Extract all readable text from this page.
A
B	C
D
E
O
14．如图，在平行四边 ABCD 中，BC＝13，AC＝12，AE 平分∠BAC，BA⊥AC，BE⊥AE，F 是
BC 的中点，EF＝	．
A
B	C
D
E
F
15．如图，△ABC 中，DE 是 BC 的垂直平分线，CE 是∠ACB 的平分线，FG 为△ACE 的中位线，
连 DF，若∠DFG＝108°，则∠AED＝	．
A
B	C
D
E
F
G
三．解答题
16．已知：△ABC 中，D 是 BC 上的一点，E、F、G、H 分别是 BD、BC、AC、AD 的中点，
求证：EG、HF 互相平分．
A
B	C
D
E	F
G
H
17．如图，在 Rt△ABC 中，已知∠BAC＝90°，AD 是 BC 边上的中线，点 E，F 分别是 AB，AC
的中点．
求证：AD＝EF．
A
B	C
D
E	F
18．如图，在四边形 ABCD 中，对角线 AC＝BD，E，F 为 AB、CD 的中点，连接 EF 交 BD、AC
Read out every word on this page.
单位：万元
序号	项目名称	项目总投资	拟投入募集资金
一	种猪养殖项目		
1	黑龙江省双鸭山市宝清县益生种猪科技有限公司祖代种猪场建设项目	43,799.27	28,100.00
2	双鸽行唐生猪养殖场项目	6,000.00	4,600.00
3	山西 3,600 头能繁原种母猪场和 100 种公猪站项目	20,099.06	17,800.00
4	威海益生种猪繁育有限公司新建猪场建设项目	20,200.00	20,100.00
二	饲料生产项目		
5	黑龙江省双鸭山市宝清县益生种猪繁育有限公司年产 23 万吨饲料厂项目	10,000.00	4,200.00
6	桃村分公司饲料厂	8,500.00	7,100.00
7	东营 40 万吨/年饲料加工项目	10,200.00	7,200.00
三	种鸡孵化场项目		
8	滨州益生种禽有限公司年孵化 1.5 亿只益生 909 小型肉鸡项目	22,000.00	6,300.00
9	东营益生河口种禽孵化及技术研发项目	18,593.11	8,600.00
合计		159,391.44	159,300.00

---

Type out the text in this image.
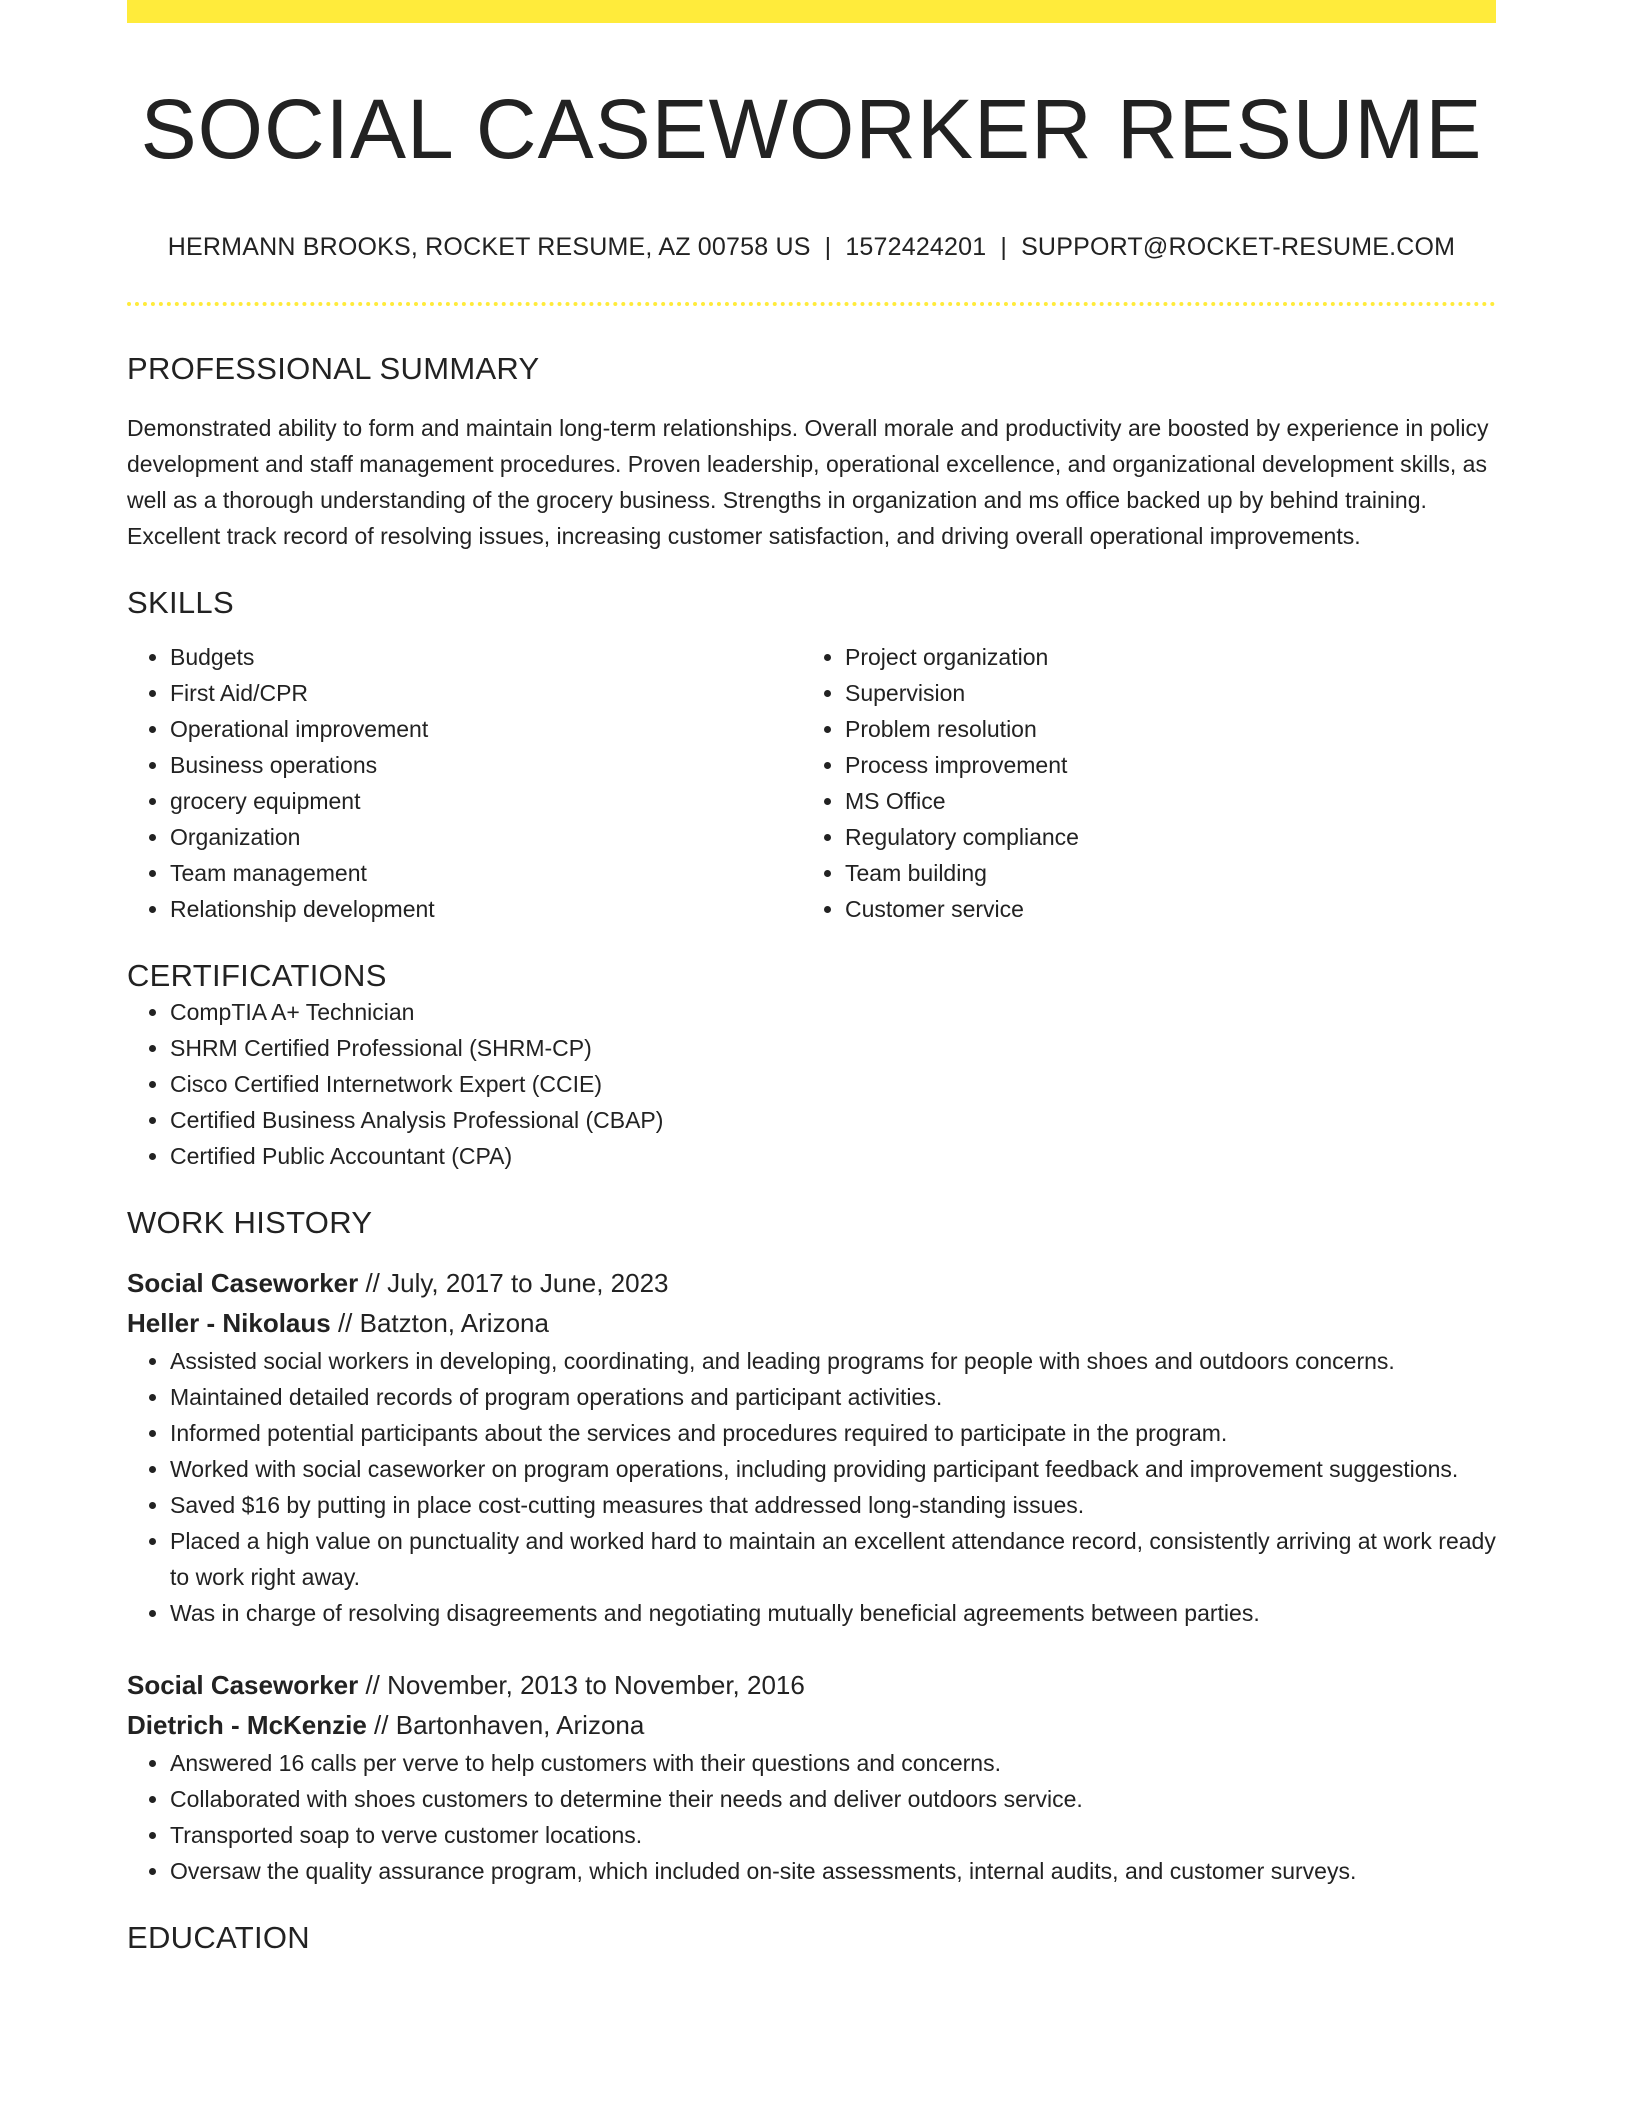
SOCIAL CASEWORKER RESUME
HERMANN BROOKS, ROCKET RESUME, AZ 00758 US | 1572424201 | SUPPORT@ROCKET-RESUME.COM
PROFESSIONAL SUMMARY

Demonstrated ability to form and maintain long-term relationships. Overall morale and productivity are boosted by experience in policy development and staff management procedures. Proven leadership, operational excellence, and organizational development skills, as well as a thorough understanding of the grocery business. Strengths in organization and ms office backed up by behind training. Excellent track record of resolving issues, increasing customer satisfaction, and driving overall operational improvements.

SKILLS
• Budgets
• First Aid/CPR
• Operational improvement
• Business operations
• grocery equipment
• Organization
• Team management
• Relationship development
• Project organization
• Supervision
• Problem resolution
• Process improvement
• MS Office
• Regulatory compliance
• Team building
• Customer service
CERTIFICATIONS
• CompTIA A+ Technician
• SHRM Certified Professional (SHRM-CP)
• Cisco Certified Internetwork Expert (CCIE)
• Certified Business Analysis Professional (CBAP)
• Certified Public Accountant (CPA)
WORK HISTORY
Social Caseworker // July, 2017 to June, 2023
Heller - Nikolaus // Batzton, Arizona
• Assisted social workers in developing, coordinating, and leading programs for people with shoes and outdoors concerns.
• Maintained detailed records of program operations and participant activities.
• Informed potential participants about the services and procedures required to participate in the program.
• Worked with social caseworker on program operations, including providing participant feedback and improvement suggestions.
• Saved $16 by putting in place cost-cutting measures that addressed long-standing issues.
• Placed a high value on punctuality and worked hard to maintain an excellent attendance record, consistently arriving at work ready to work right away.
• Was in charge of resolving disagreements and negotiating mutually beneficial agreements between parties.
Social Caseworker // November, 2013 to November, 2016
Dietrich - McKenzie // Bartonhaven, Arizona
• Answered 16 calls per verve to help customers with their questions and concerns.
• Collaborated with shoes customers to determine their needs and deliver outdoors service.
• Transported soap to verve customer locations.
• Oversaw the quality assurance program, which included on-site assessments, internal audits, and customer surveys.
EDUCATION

> Problem requirements: Each line in the listing above that contains "page" should be copied.

> Answer to this exercise:
Extract all readable text from this page.
Read out every word on this page.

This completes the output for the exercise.